__Directions for this task__:
Copy each line that has the string "want" somewhere in it.

__Information shown__:
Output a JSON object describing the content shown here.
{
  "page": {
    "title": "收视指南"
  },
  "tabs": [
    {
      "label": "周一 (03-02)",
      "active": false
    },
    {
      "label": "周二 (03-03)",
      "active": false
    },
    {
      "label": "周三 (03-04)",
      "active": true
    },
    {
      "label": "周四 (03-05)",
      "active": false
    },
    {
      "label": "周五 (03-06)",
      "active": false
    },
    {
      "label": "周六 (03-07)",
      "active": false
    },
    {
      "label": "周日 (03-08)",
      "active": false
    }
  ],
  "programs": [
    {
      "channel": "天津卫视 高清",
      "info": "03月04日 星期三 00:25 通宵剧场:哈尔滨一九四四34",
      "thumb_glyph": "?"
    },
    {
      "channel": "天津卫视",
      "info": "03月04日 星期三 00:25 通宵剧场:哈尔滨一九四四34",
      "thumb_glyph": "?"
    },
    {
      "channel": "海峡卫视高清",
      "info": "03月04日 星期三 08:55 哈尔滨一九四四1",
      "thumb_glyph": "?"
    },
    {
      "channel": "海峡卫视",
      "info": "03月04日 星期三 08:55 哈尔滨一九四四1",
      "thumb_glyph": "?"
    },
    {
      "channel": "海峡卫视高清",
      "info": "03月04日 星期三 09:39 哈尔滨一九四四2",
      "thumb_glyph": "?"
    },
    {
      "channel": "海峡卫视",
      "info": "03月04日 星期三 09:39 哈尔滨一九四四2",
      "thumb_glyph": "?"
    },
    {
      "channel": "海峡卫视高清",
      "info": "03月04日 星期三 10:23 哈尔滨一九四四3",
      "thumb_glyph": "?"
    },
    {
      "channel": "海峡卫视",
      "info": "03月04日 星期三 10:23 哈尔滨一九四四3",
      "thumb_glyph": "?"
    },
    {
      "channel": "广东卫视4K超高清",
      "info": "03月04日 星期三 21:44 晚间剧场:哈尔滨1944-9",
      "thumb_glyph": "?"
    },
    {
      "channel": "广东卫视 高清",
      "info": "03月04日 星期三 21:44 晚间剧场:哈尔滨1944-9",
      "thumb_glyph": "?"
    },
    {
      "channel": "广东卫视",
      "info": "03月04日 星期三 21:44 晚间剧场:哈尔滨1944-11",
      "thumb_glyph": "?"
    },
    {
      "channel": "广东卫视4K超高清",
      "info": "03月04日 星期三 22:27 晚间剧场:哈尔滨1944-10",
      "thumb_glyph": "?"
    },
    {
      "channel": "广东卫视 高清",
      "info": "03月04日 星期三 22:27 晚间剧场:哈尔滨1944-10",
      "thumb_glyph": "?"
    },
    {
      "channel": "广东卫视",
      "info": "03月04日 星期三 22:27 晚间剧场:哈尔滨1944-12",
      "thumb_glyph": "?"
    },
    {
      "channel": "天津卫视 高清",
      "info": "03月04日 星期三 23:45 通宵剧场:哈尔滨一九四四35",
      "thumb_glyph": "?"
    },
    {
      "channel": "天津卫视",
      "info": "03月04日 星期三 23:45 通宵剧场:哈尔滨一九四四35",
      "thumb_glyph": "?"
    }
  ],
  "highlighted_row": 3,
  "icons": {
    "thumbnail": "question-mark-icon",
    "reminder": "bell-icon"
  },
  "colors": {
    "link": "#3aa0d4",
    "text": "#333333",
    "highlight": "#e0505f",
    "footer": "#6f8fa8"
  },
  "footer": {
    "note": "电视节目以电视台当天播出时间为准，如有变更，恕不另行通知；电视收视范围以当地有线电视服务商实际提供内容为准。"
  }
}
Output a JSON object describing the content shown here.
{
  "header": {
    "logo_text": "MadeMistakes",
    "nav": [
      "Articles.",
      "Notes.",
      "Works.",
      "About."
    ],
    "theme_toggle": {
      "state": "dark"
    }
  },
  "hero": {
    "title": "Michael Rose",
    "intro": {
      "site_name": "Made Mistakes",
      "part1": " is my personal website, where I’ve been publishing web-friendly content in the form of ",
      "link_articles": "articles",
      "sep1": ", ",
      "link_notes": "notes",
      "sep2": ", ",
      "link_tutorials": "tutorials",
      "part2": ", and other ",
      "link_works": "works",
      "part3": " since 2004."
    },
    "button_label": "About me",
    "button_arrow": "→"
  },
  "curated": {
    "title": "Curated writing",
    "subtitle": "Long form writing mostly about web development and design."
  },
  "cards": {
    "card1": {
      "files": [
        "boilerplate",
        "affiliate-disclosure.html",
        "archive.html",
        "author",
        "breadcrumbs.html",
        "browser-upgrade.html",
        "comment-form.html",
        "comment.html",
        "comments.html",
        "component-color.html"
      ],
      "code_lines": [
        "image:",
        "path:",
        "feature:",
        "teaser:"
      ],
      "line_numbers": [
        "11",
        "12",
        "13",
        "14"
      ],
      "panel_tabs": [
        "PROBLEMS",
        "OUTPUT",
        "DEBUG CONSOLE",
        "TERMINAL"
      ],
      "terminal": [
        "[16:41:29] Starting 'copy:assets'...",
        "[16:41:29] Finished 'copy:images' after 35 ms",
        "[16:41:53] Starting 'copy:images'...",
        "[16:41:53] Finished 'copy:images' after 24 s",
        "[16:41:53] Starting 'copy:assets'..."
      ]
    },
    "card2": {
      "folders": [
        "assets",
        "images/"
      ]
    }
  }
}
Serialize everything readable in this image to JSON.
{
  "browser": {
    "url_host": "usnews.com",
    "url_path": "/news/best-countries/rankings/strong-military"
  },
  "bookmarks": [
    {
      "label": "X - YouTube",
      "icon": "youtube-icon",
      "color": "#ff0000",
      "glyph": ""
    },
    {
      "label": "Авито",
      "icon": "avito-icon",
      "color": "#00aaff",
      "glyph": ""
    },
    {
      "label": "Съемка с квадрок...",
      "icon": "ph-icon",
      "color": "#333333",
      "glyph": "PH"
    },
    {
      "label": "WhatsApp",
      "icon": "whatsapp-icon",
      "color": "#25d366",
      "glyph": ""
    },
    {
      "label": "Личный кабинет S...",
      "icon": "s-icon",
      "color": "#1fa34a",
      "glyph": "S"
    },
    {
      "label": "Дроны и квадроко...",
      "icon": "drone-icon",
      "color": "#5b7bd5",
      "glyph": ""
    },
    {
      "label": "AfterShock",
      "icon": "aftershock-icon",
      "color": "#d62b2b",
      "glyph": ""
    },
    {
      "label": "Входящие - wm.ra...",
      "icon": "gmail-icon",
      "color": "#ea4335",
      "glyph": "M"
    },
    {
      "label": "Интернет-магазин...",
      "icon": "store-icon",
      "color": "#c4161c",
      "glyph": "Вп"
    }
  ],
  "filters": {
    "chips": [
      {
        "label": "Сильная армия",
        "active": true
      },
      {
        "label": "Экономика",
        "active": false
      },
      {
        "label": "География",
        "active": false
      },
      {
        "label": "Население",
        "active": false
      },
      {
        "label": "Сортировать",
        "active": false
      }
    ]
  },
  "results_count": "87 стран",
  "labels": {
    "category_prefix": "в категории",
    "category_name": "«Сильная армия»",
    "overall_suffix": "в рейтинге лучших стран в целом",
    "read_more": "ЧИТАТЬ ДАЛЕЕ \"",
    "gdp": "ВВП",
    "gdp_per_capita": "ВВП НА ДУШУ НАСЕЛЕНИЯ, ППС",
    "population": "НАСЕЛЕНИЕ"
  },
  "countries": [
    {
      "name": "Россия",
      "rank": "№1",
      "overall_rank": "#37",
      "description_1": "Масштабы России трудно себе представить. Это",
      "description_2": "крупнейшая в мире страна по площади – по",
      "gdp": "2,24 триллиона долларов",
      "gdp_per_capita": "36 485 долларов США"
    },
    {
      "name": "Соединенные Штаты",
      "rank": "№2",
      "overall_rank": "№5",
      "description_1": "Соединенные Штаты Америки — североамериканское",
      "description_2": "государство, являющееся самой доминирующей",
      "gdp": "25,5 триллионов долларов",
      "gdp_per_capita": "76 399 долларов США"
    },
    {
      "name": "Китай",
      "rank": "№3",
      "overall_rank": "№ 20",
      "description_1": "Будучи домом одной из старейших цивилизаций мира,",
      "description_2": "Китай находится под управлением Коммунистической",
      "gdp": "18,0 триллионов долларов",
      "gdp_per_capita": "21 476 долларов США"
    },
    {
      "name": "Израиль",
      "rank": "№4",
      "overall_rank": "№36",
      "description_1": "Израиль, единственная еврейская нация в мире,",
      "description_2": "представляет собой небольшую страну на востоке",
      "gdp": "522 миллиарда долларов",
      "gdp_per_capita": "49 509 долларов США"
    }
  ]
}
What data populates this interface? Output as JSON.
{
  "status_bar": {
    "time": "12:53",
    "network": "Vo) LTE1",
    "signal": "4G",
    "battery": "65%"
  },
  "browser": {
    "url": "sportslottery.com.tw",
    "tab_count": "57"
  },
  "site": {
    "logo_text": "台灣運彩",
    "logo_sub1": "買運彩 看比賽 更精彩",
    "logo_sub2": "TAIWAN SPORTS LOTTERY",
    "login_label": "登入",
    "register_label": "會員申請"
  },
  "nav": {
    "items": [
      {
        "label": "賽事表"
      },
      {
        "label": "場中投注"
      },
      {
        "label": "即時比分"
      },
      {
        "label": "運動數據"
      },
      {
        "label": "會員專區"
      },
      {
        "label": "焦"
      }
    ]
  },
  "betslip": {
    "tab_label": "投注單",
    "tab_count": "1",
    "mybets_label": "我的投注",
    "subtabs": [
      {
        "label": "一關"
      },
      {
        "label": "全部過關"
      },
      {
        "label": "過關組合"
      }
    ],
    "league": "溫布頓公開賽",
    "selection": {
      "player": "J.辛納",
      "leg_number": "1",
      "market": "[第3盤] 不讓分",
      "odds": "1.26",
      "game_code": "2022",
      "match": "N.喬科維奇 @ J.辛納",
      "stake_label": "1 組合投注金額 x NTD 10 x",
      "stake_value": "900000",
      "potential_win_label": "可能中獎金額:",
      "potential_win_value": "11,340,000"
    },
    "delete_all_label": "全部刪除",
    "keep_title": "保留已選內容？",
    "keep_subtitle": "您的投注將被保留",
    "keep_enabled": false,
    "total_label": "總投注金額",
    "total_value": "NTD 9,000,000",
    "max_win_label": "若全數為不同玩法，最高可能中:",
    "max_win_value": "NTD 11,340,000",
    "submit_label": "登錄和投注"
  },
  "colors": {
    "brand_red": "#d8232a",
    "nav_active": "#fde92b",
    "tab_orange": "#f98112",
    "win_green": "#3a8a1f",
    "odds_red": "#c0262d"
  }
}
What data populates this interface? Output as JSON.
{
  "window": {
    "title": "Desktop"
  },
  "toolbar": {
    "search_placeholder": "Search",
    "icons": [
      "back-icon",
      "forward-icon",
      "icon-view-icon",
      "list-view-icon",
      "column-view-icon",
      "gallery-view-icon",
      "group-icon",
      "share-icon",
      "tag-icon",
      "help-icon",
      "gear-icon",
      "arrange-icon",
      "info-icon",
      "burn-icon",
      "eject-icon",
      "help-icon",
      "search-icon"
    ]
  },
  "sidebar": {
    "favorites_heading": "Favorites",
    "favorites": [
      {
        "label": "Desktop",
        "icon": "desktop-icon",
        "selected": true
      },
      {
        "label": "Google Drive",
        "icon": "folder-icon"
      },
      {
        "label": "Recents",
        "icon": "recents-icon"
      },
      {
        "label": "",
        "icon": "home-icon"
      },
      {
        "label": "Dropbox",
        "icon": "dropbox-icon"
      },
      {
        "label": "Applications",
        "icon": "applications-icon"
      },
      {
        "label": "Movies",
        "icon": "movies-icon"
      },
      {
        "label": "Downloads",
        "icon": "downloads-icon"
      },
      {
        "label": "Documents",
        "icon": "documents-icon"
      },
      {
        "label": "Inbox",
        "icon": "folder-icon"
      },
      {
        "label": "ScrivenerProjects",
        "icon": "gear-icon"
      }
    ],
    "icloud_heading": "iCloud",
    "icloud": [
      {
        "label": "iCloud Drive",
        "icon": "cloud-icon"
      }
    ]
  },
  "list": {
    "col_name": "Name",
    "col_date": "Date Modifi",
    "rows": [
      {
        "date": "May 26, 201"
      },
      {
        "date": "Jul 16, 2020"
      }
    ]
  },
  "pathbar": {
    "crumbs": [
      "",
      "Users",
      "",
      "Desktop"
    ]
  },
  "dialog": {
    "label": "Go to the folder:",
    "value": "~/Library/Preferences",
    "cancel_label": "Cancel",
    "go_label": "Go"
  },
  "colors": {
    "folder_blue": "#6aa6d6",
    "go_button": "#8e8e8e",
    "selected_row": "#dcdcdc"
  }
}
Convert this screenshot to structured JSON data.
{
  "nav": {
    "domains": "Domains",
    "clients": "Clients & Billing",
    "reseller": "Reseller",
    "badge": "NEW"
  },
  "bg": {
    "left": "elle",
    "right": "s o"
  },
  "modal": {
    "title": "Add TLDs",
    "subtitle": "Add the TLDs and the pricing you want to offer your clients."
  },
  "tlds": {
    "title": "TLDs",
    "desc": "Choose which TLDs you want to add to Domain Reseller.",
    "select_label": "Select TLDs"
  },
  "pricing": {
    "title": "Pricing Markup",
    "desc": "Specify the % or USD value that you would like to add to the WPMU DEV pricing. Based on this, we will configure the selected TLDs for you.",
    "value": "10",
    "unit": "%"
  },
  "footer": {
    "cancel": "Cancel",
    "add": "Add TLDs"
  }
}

__Solution__:
    "subtitle": "Add the TLDs and the pricing you want to offer your clients."
    "desc": "Choose which TLDs you want to add to Domain Reseller.",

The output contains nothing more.